-- begin INFORMATION PROVIDED --

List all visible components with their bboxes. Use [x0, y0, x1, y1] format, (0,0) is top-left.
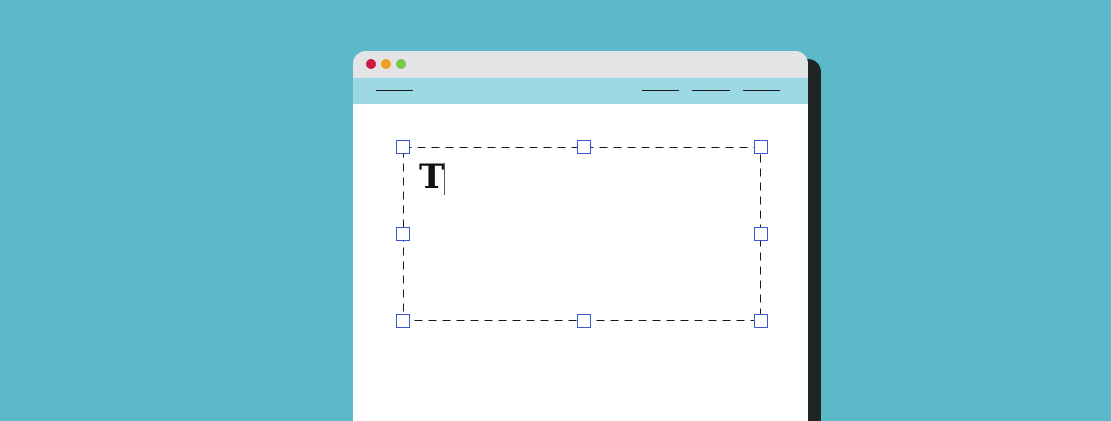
- resize-handle-top-center[interactable]: [577, 140, 591, 154]
- resize-handle-middle-left[interactable]: [396, 227, 410, 241]
- nav-link-placeholder-1[interactable]: [642, 90, 679, 91]
- text-content[interactable]: T: [419, 157, 445, 197]
- title-bar: [353, 51, 808, 78]
- resize-handle-top-left[interactable]: [396, 140, 410, 154]
- nav-bar: [353, 78, 808, 104]
- selection-frame: [403, 147, 761, 321]
- resize-handle-bottom-left[interactable]: [396, 314, 410, 328]
- page-content: [353, 104, 808, 421]
- nav-link-placeholder-3[interactable]: [743, 90, 780, 91]
- resize-handle-bottom-center[interactable]: [577, 314, 591, 328]
- resize-handle-bottom-right[interactable]: [754, 314, 768, 328]
- resize-handle-middle-right[interactable]: [754, 227, 768, 241]
- text-box-selection[interactable]: [403, 147, 761, 321]
- resize-handle-top-right[interactable]: [754, 140, 768, 154]
- nav-link-placeholder-2[interactable]: [692, 90, 730, 91]
- nav-logo-placeholder[interactable]: [376, 90, 413, 91]
- minimize-dot-icon[interactable]: [381, 59, 391, 69]
- text-cursor: [444, 163, 445, 195]
- browser-window: [353, 51, 808, 421]
- close-dot-icon[interactable]: [366, 59, 376, 69]
- maximize-dot-icon[interactable]: [396, 59, 406, 69]
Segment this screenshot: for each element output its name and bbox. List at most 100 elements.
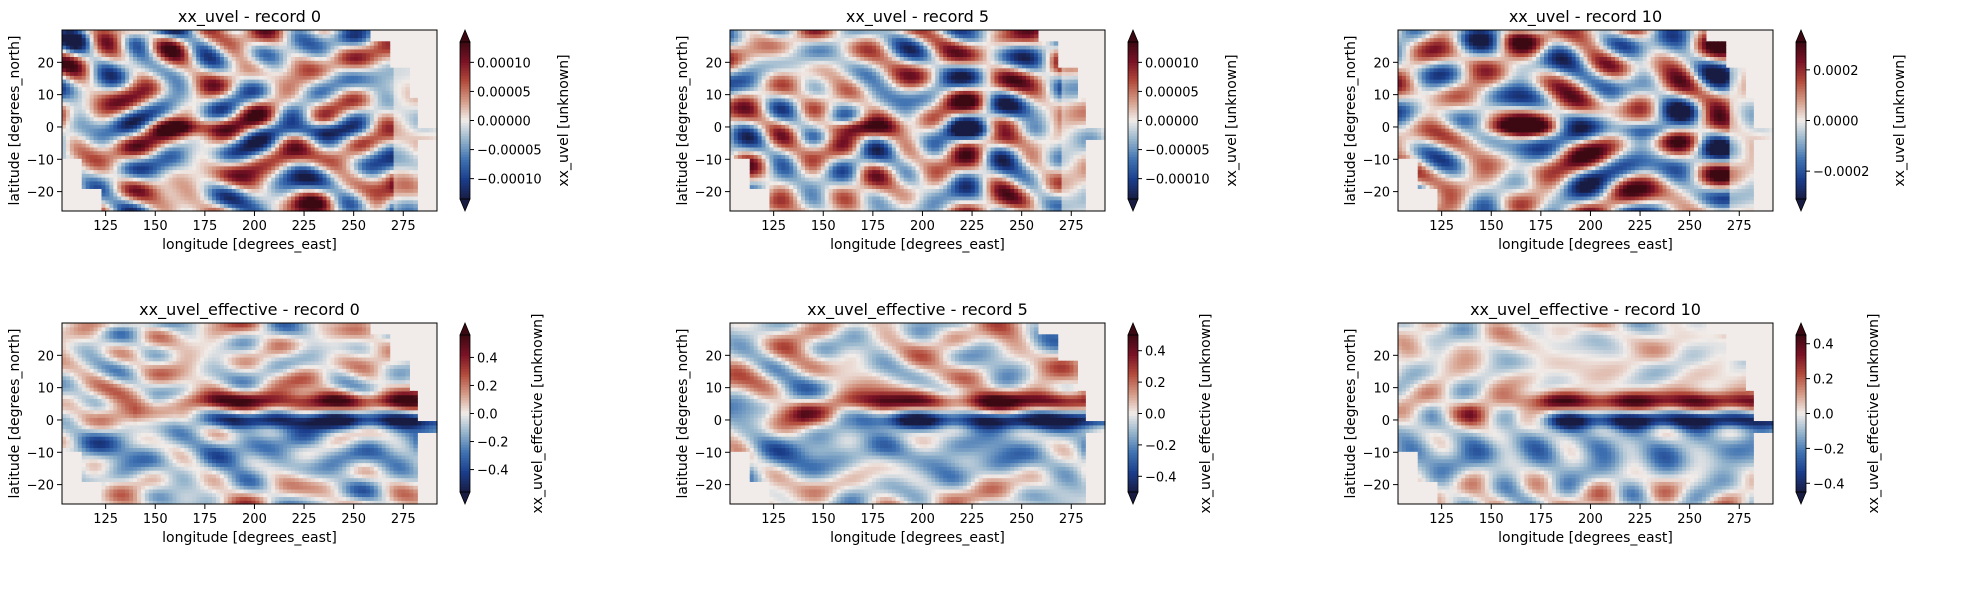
field-cell xyxy=(148,150,154,156)
field-cell xyxy=(196,112,201,118)
field-cell xyxy=(105,188,110,193)
field-cell xyxy=(824,184,830,189)
field-cell xyxy=(1077,203,1082,208)
field-cell xyxy=(105,90,110,95)
field-cell xyxy=(785,180,790,186)
field-cell xyxy=(109,143,114,148)
field-cell xyxy=(239,60,245,65)
field-cell xyxy=(223,37,229,42)
field-cell xyxy=(235,173,241,178)
field-cell xyxy=(62,116,67,122)
field-cell xyxy=(133,124,138,129)
field-cell xyxy=(109,52,114,57)
field-cell xyxy=(306,30,312,35)
field-cell xyxy=(223,94,229,99)
field-cell xyxy=(251,52,257,57)
field-cell xyxy=(986,184,992,189)
field-cell xyxy=(164,67,170,73)
field-cell xyxy=(148,195,154,201)
field-cell xyxy=(393,146,399,152)
field-cell xyxy=(326,165,332,171)
field-cell xyxy=(235,97,241,103)
field-cell xyxy=(369,154,375,159)
field-cell xyxy=(93,177,99,182)
field-cell xyxy=(369,116,375,122)
field-cell xyxy=(377,139,383,144)
field-cell xyxy=(393,158,399,163)
field-cell xyxy=(172,101,178,107)
field-cell xyxy=(192,131,197,137)
field-cell xyxy=(125,180,130,186)
field-cell xyxy=(389,154,395,159)
field-cell xyxy=(184,124,189,129)
field-cell xyxy=(358,33,363,39)
field-cell xyxy=(247,94,253,99)
field-cell xyxy=(413,120,418,125)
field-cell xyxy=(1077,188,1082,193)
field-cell xyxy=(188,94,193,99)
field-cell xyxy=(247,150,253,156)
field-cell xyxy=(133,128,138,133)
field-cell xyxy=(105,105,110,110)
field-cell xyxy=(117,109,122,114)
field-cell xyxy=(231,188,237,193)
field-cell xyxy=(263,82,268,88)
field-cell xyxy=(816,195,822,201)
field-cell xyxy=(275,75,280,80)
field-cell xyxy=(801,195,806,201)
field-cell xyxy=(781,192,786,197)
field-cell xyxy=(168,86,174,91)
field-cell xyxy=(160,192,166,197)
field-cell xyxy=(393,86,399,91)
field-cell xyxy=(283,48,288,54)
field-cell xyxy=(844,180,850,186)
field-cell xyxy=(188,165,193,171)
field-cell xyxy=(62,60,67,65)
field-cell xyxy=(982,177,988,182)
field-cell xyxy=(373,195,379,201)
field-cell xyxy=(200,184,205,189)
field-cell xyxy=(137,188,142,193)
field-cell xyxy=(338,120,343,125)
field-cell xyxy=(184,90,189,95)
field-cell xyxy=(251,173,257,178)
field-cell xyxy=(401,101,407,107)
field-cell xyxy=(192,169,197,174)
field-cell xyxy=(883,177,889,182)
field-cell xyxy=(117,120,122,125)
field-cell xyxy=(405,75,410,80)
field-cell xyxy=(263,177,268,182)
field-cell xyxy=(346,150,351,156)
field-cell xyxy=(133,45,138,50)
field-cell xyxy=(168,154,174,159)
field-cell xyxy=(271,112,276,118)
field-cell xyxy=(294,30,300,35)
colorbar-segment xyxy=(460,180,470,184)
field-cell xyxy=(140,165,146,171)
field-cell xyxy=(137,150,142,156)
field-cell xyxy=(287,101,292,107)
field-cell xyxy=(362,150,367,156)
field-cell xyxy=(401,116,407,122)
field-cell xyxy=(279,169,284,174)
field-cell xyxy=(306,195,312,201)
field-cell xyxy=(876,180,881,186)
field-cell xyxy=(259,90,264,95)
field-cell xyxy=(947,180,952,186)
field-cell xyxy=(330,184,335,189)
field-cell xyxy=(389,135,395,140)
field-cell xyxy=(121,199,126,205)
field-cell xyxy=(113,161,118,167)
field-cell xyxy=(235,180,241,186)
field-cell xyxy=(789,188,794,193)
field-cell xyxy=(322,105,328,110)
field-cell xyxy=(160,79,166,84)
field-cell xyxy=(275,82,280,88)
field-cell xyxy=(373,180,379,186)
field-cell xyxy=(365,71,371,76)
field-cell xyxy=(93,94,99,99)
field-cell xyxy=(334,67,339,73)
field-cell xyxy=(129,195,134,201)
field-cell xyxy=(219,37,225,42)
field-cell xyxy=(227,165,233,171)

-- end INFORMATION PROVIDED --

▶ _EXERCISE_
Rewrite every line of the listing above as a numbered list, skipping any blank lines. Leave out the picture placeholders.

▶ _EXERCISE ANSWER_
1. List all visible components with their bboxes. Use [x0, y0, x1, y1] format, (0,0) is top-left.
2. - resize-handle-top-center[interactable]: [577, 140, 591, 154]
3. - resize-handle-middle-left[interactable]: [396, 227, 410, 241]
4. - nav-link-placeholder-1[interactable]: [642, 90, 679, 91]
5. - text-content[interactable]: T: [419, 157, 445, 197]
6. - title-bar: [353, 51, 808, 78]
7. - resize-handle-top-left[interactable]: [396, 140, 410, 154]
8. - nav-bar: [353, 78, 808, 104]
9. - selection-frame: [403, 147, 761, 321]
10. - resize-handle-bottom-left[interactable]: [396, 314, 410, 328]
11. - page-content: [353, 104, 808, 421]
12. - nav-link-placeholder-3[interactable]: [743, 90, 780, 91]
13. - resize-handle-bottom-center[interactable]: [577, 314, 591, 328]
14. - resize-handle-bottom-right[interactable]: [754, 314, 768, 328]
15. - resize-handle-middle-right[interactable]: [754, 227, 768, 241]
16. - text-box-selection[interactable]: [403, 147, 761, 321]
17. - resize-handle-top-right[interactable]: [754, 140, 768, 154]
18. - nav-link-placeholder-2[interactable]: [692, 90, 730, 91]
19. - nav-logo-placeholder[interactable]: [376, 90, 413, 91]
20. - minimize-dot-icon[interactable]: [381, 59, 391, 69]
21. - text-cursor: [444, 163, 445, 195]
22. - browser-window: [353, 51, 808, 421]
23. - close-dot-icon[interactable]: [366, 59, 376, 69]
24. - maximize-dot-icon[interactable]: [396, 59, 406, 69]
25. Segment this screenshot: for each element output its name and bbox. List at most 100 elements.
26. field-cell xyxy=(148,150,154,156)
27. field-cell xyxy=(196,112,201,118)
28. field-cell xyxy=(105,188,110,193)
29. field-cell xyxy=(824,184,830,189)
30. field-cell xyxy=(1077,203,1082,208)
31. field-cell xyxy=(105,90,110,95)
32. field-cell xyxy=(785,180,790,186)
33. field-cell xyxy=(109,143,114,148)
34. field-cell xyxy=(239,60,245,65)
35. field-cell xyxy=(223,37,229,42)
36. field-cell xyxy=(235,173,241,178)
37. field-cell xyxy=(62,116,67,122)
38. field-cell xyxy=(133,124,138,129)
39. field-cell xyxy=(109,52,114,57)
40. field-cell xyxy=(306,30,312,35)
41. field-cell xyxy=(223,94,229,99)
42. field-cell xyxy=(251,52,257,57)
43. field-cell xyxy=(986,184,992,189)
44. field-cell xyxy=(164,67,170,73)
45. field-cell xyxy=(148,195,154,201)
46. field-cell xyxy=(393,146,399,152)
47. field-cell xyxy=(326,165,332,171)
48. field-cell xyxy=(235,97,241,103)
49. field-cell xyxy=(369,154,375,159)
50. field-cell xyxy=(93,177,99,182)
51. field-cell xyxy=(369,116,375,122)
52. field-cell xyxy=(377,139,383,144)
53. field-cell xyxy=(393,158,399,163)
54. field-cell xyxy=(172,101,178,107)
55. field-cell xyxy=(192,131,197,137)
56. field-cell xyxy=(125,180,130,186)
57. field-cell xyxy=(389,154,395,159)
58. field-cell xyxy=(184,124,189,129)
59. field-cell xyxy=(358,33,363,39)
60. field-cell xyxy=(247,94,253,99)
61. field-cell xyxy=(413,120,418,125)
62. field-cell xyxy=(1077,188,1082,193)
63. field-cell xyxy=(188,94,193,99)
64. field-cell xyxy=(247,150,253,156)
65. field-cell xyxy=(133,128,138,133)
66. field-cell xyxy=(105,105,110,110)
67. field-cell xyxy=(117,109,122,114)
68. field-cell xyxy=(231,188,237,193)
69. field-cell xyxy=(263,82,268,88)
70. field-cell xyxy=(816,195,822,201)
71. field-cell xyxy=(275,75,280,80)
72. field-cell xyxy=(801,195,806,201)
73. field-cell xyxy=(781,192,786,197)
74. field-cell xyxy=(168,86,174,91)
75. field-cell xyxy=(160,192,166,197)
76. field-cell xyxy=(393,86,399,91)
77. field-cell xyxy=(283,48,288,54)
78. field-cell xyxy=(844,180,850,186)
79. field-cell xyxy=(188,165,193,171)
80. field-cell xyxy=(62,60,67,65)
81. field-cell xyxy=(982,177,988,182)
82. field-cell xyxy=(373,195,379,201)
83. field-cell xyxy=(200,184,205,189)
84. field-cell xyxy=(137,188,142,193)
85. field-cell xyxy=(338,120,343,125)
86. field-cell xyxy=(184,90,189,95)
87. field-cell xyxy=(251,173,257,178)
88. field-cell xyxy=(401,101,407,107)
89. field-cell xyxy=(192,169,197,174)
90. field-cell xyxy=(883,177,889,182)
91. field-cell xyxy=(117,120,122,125)
92. field-cell xyxy=(405,75,410,80)
93. field-cell xyxy=(263,177,268,182)
94. field-cell xyxy=(346,150,351,156)
95. field-cell xyxy=(133,45,138,50)
96. field-cell xyxy=(168,154,174,159)
97. field-cell xyxy=(271,112,276,118)
98. field-cell xyxy=(294,30,300,35)
99. colorbar-segment xyxy=(460,180,470,184)
100. field-cell xyxy=(140,165,146,171)
101. field-cell xyxy=(137,150,142,156)
102. field-cell xyxy=(287,101,292,107)
103. field-cell xyxy=(362,150,367,156)
104. field-cell xyxy=(401,116,407,122)
105. field-cell xyxy=(279,169,284,174)
106. field-cell xyxy=(306,195,312,201)
107. field-cell xyxy=(876,180,881,186)
108. field-cell xyxy=(259,90,264,95)
109. field-cell xyxy=(947,180,952,186)
110. field-cell xyxy=(330,184,335,189)
111. field-cell xyxy=(389,135,395,140)
112. field-cell xyxy=(121,199,126,205)
113. field-cell xyxy=(113,161,118,167)
114. field-cell xyxy=(235,180,241,186)
115. field-cell xyxy=(789,188,794,193)
116. field-cell xyxy=(322,105,328,110)
117. field-cell xyxy=(160,79,166,84)
118. field-cell xyxy=(275,82,280,88)
119. field-cell xyxy=(373,180,379,186)
120. field-cell xyxy=(365,71,371,76)
121. field-cell xyxy=(93,94,99,99)
122. field-cell xyxy=(334,67,339,73)
123. field-cell xyxy=(129,195,134,201)
124. field-cell xyxy=(219,37,225,42)
125. field-cell xyxy=(227,165,233,171)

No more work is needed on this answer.